• **Given instruction**: Copy out every line exactly, passing over the pictures.

• **Task inputs**:
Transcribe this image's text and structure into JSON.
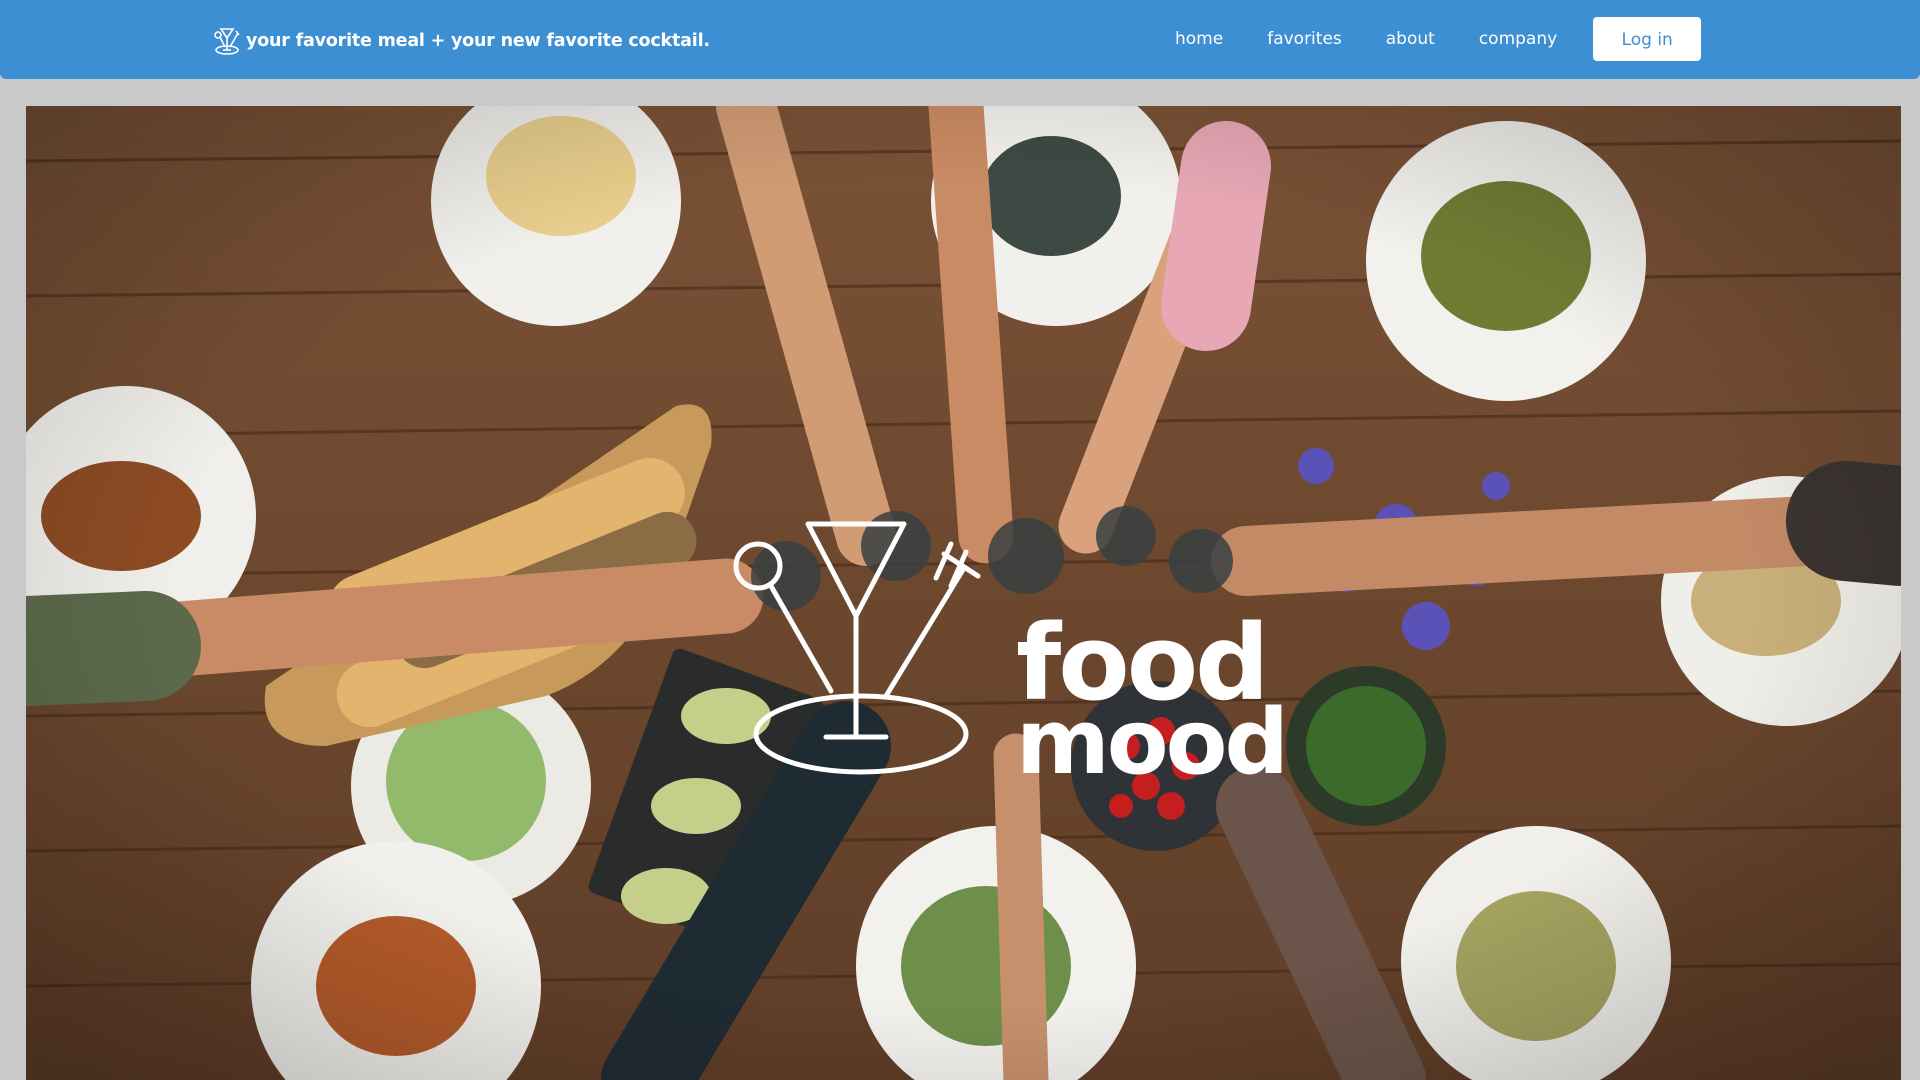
{
  "header": {
    "logo_icon": "martini-fork-spoon-icon",
    "tagline": "your favorite meal + your new favorite cocktail.",
    "nav": [
      {
        "label": "home"
      },
      {
        "label": "favorites"
      },
      {
        "label": "about"
      },
      {
        "label": "company"
      }
    ],
    "login_label": "Log in"
  },
  "hero": {
    "image": "overhead photo of people toasting drinks over a wooden table with pasta, salads, bread, avocados, tomatoes and flowers",
    "logo_line1": "food",
    "logo_line2": "mood"
  },
  "colors": {
    "header_bg": "#3d8fd4",
    "page_bg": "#c9c9c9",
    "button_text": "#3d8fd4"
  }
}
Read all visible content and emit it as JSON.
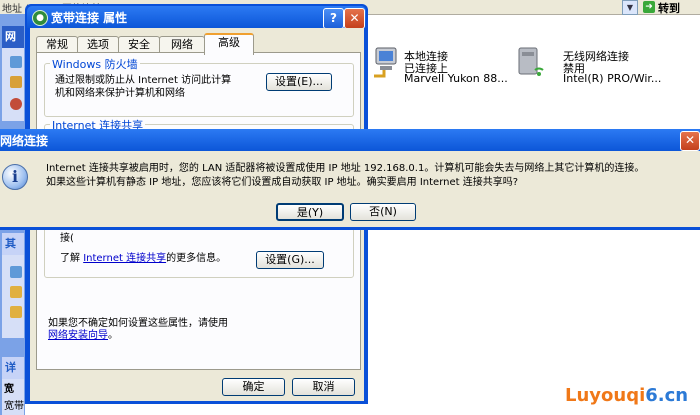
{
  "explorer": {
    "address_label": "地址 (D)",
    "address_value": "网络连接",
    "go_label": "转到",
    "left_panel": {
      "section1_head": "网",
      "section2_head": "其",
      "section3_head": "详",
      "section3_items": [
        "宽",
        "宽带"
      ]
    },
    "connections": [
      {
        "name": "本地连接",
        "status": "已连接上",
        "device": "Marvell Yukon 88..."
      },
      {
        "name": "无线网络连接",
        "status": "禁用",
        "device": "Intel(R) PRO/Wir..."
      }
    ]
  },
  "properties": {
    "title": "宽带连接 属性",
    "help_label": "?",
    "close_label": "✕",
    "tabs": [
      "常规",
      "选项",
      "安全",
      "网络",
      "高级"
    ],
    "active_tab": "高级",
    "firewall_group": "Windows 防火墙",
    "firewall_text_1": "通过限制或防止从 Internet 访问此计算",
    "firewall_text_2": "机和网络来保护计算机和网络",
    "firewall_settings": "设置(E)...",
    "ics_group": "Internet 连接共享",
    "ics_partial": "接(",
    "learn_prefix": "了解 ",
    "learn_link": "Internet 连接共享",
    "learn_suffix": "的更多信息。",
    "ics_settings": "设置(G)...",
    "help_text": "如果您不确定如何设置这些属性，请使用",
    "wizard_link": "网络安装向导",
    "wizard_suffix": "。",
    "ok": "确定",
    "cancel": "取消"
  },
  "message_box": {
    "title": "网络连接",
    "close_label": "✕",
    "icon": "info-icon",
    "line1": "Internet 连接共享被启用时，您的 LAN 适配器将被设置成使用 IP 地址 192.168.0.1。计算机可能会失去与网络上其它计算机的连接。",
    "line2": "如果这些计算机有静态 IP 地址，您应该将它们设置成自动获取 IP 地址。确实要启用 Internet 连接共享吗?",
    "yes": "是(Y)",
    "no": "否(N)"
  },
  "watermark": {
    "part1": "Luyouqi",
    "part2": "6.cn"
  },
  "colors": {
    "titlebar": "#0a50d8",
    "dialog_bg": "#ece9d8",
    "link": "#0000cc",
    "group_label": "#0046d5"
  }
}
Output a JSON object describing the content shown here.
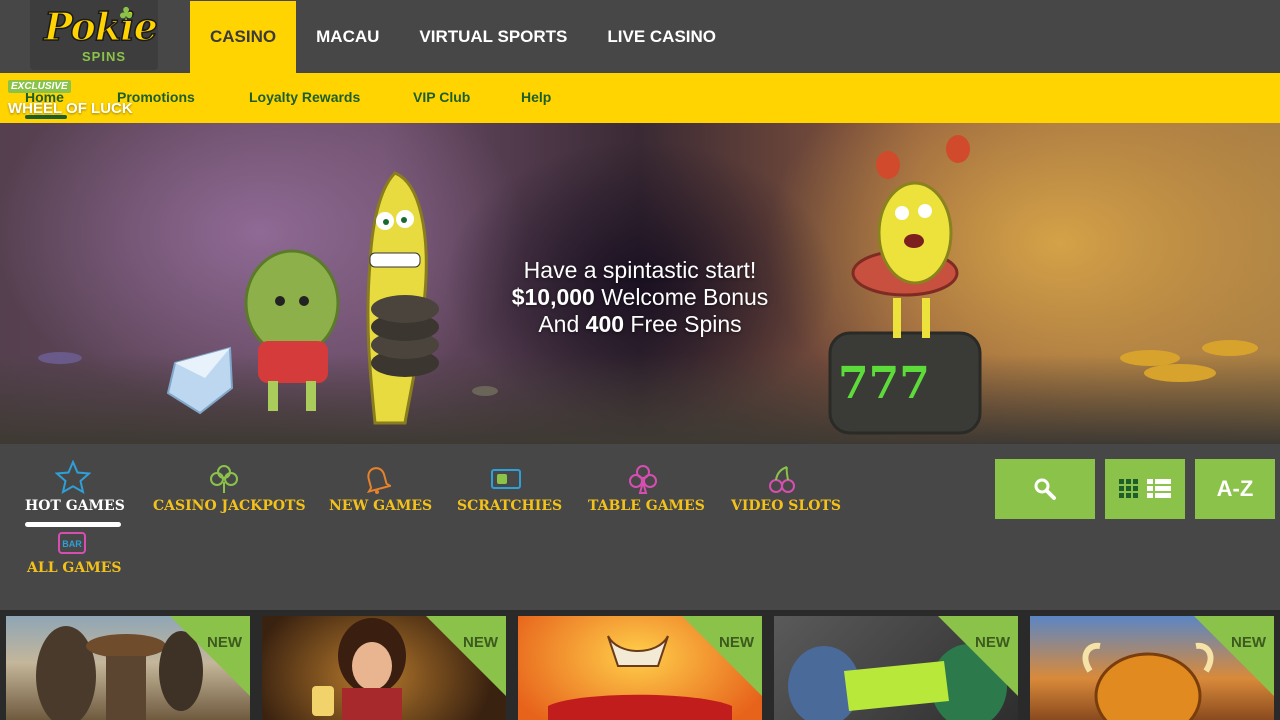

• **Exercise response**:
Transcribe this image's text and structure into JSON.
{
  "header": {
    "logo_icon": "martini-fork-spoon-icon",
    "tagline": "your favorite meal + your new favorite cocktail.",
    "nav": [
      {
        "label": "home"
      },
      {
        "label": "favorites"
      },
      {
        "label": "about"
      },
      {
        "label": "company"
      }
    ],
    "login_label": "Log in"
  },
  "hero": {
    "image": "overhead photo of people toasting drinks over a wooden table with pasta, salads, bread, avocados, tomatoes and flowers",
    "logo_line1": "food",
    "logo_line2": "mood"
  },
  "colors": {
    "header_bg": "#3d8fd4",
    "page_bg": "#c9c9c9",
    "button_text": "#3d8fd4"
  }
}
Read all visible content and emit it as JSON.
{
  "explorer": {
    "address_label": "地址 (D)",
    "address_value": "网络连接",
    "go_label": "转到",
    "left_panel": {
      "section1_head": "网",
      "section2_head": "其",
      "section3_head": "详",
      "section3_items": [
        "宽",
        "宽带"
      ]
    },
    "connections": [
      {
        "name": "本地连接",
        "status": "已连接上",
        "device": "Marvell Yukon 88..."
      },
      {
        "name": "无线网络连接",
        "status": "禁用",
        "device": "Intel(R) PRO/Wir..."
      }
    ]
  },
  "properties": {
    "title": "宽带连接 属性",
    "help_label": "?",
    "close_label": "✕",
    "tabs": [
      "常规",
      "选项",
      "安全",
      "网络",
      "高级"
    ],
    "active_tab": "高级",
    "firewall_group": "Windows 防火墙",
    "firewall_text_1": "通过限制或防止从 Internet 访问此计算",
    "firewall_text_2": "机和网络来保护计算机和网络",
    "firewall_settings": "设置(E)...",
    "ics_group": "Internet 连接共享",
    "ics_partial": "接(",
    "learn_prefix": "了解 ",
    "learn_link": "Internet 连接共享",
    "learn_suffix": "的更多信息。",
    "ics_settings": "设置(G)...",
    "help_text": "如果您不确定如何设置这些属性，请使用",
    "wizard_link": "网络安装向导",
    "wizard_suffix": "。",
    "ok": "确定",
    "cancel": "取消"
  },
  "message_box": {
    "title": "网络连接",
    "close_label": "✕",
    "icon": "info-icon",
    "line1": "Internet 连接共享被启用时，您的 LAN 适配器将被设置成使用 IP 地址 192.168.0.1。计算机可能会失去与网络上其它计算机的连接。",
    "line2": "如果这些计算机有静态 IP 地址，您应该将它们设置成自动获取 IP 地址。确实要启用 Internet 连接共享吗?",
    "yes": "是(Y)",
    "no": "否(N)"
  },
  "watermark": {
    "part1": "Luyouqi",
    "part2": "6.cn"
  },
  "colors": {
    "titlebar": "#0a50d8",
    "dialog_bg": "#ece9d8",
    "link": "#0000cc",
    "group_label": "#0046d5"
  }
}
Output a JSON object describing the content shown here.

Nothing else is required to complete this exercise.